WHAT IS REQUIRED>
Go through the material below, count the lines with the word "Number", and reply with the count alone.
··· RECORDS FOR THIS TASK
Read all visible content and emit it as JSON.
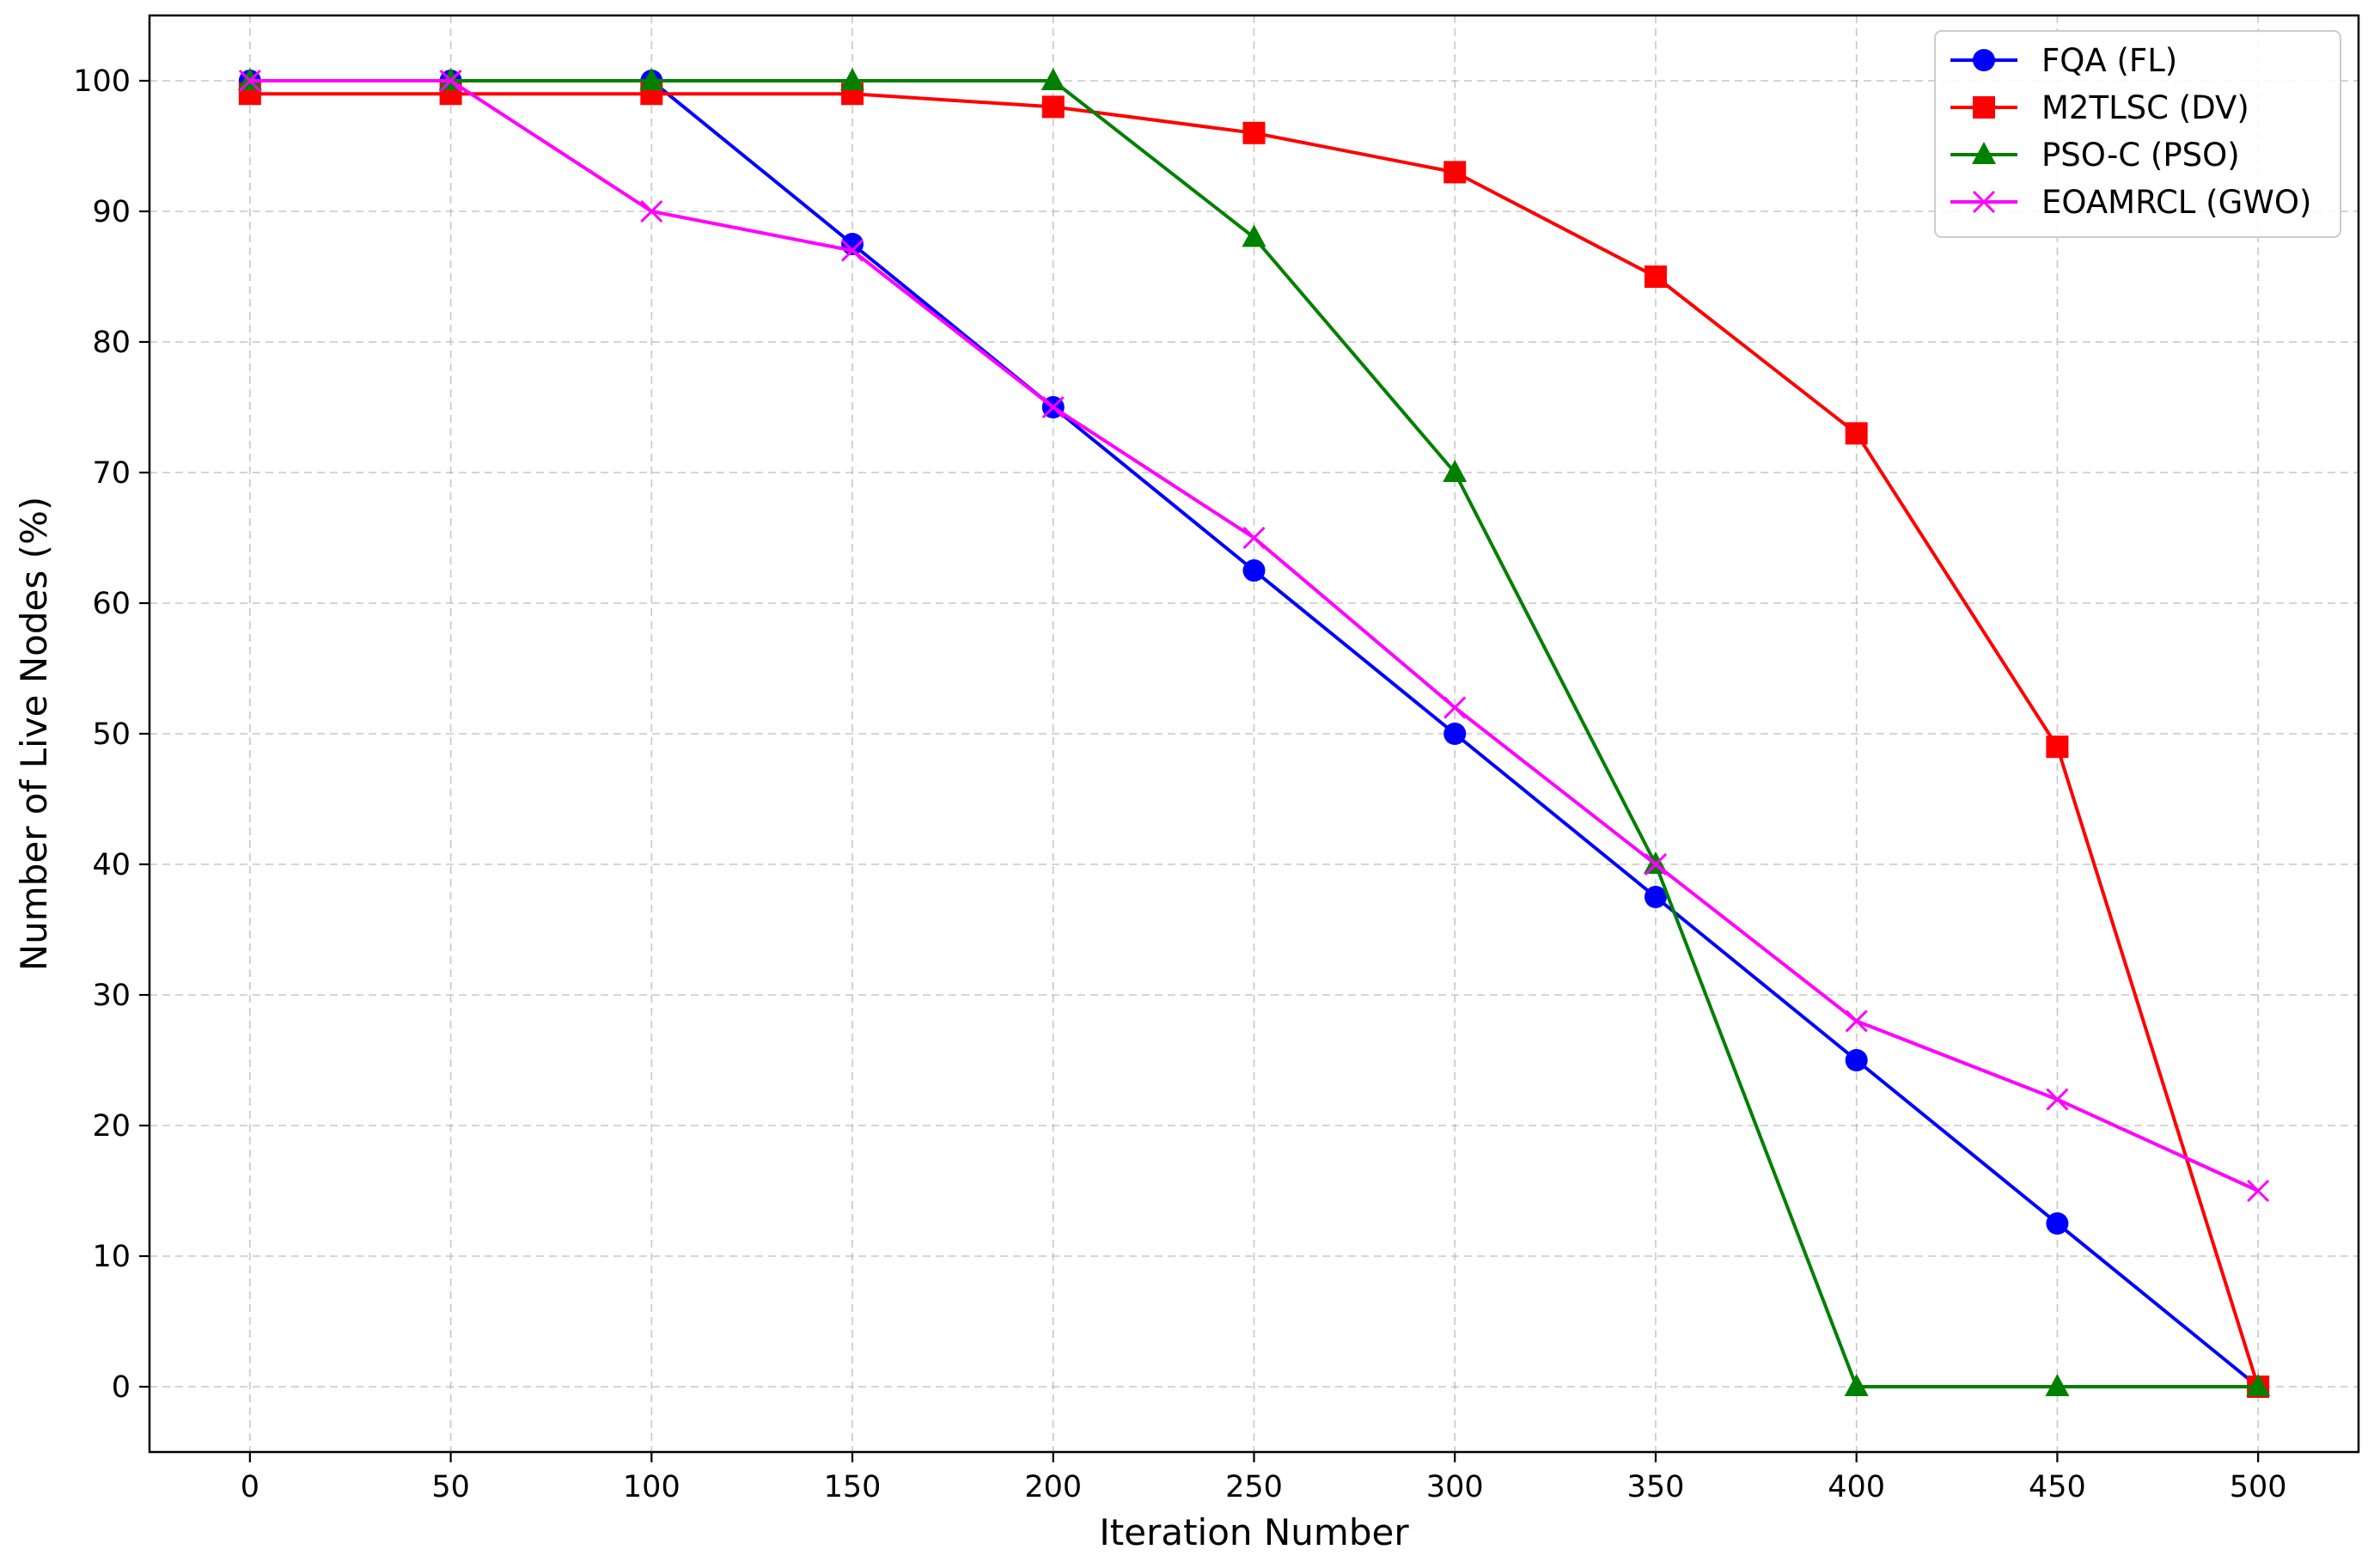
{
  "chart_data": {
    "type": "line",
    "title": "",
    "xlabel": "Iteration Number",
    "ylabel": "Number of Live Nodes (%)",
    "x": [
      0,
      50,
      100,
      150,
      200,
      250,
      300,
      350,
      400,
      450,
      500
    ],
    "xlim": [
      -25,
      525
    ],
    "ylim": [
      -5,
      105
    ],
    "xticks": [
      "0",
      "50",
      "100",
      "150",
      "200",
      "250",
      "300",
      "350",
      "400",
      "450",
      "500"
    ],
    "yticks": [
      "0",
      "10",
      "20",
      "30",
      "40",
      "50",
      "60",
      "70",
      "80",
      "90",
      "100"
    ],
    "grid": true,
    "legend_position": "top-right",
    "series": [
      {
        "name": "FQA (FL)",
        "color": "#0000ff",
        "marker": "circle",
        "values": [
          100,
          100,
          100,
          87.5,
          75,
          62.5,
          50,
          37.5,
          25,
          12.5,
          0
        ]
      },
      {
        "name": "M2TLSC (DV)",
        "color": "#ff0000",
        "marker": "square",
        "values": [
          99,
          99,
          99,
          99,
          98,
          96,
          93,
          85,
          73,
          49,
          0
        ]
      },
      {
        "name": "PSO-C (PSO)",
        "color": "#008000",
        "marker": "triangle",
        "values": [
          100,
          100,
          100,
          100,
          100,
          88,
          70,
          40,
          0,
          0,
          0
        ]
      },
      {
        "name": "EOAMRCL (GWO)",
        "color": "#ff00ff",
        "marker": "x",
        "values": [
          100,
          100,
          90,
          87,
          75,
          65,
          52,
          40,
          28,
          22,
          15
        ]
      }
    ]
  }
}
······
COMPLETE ANSWER>
2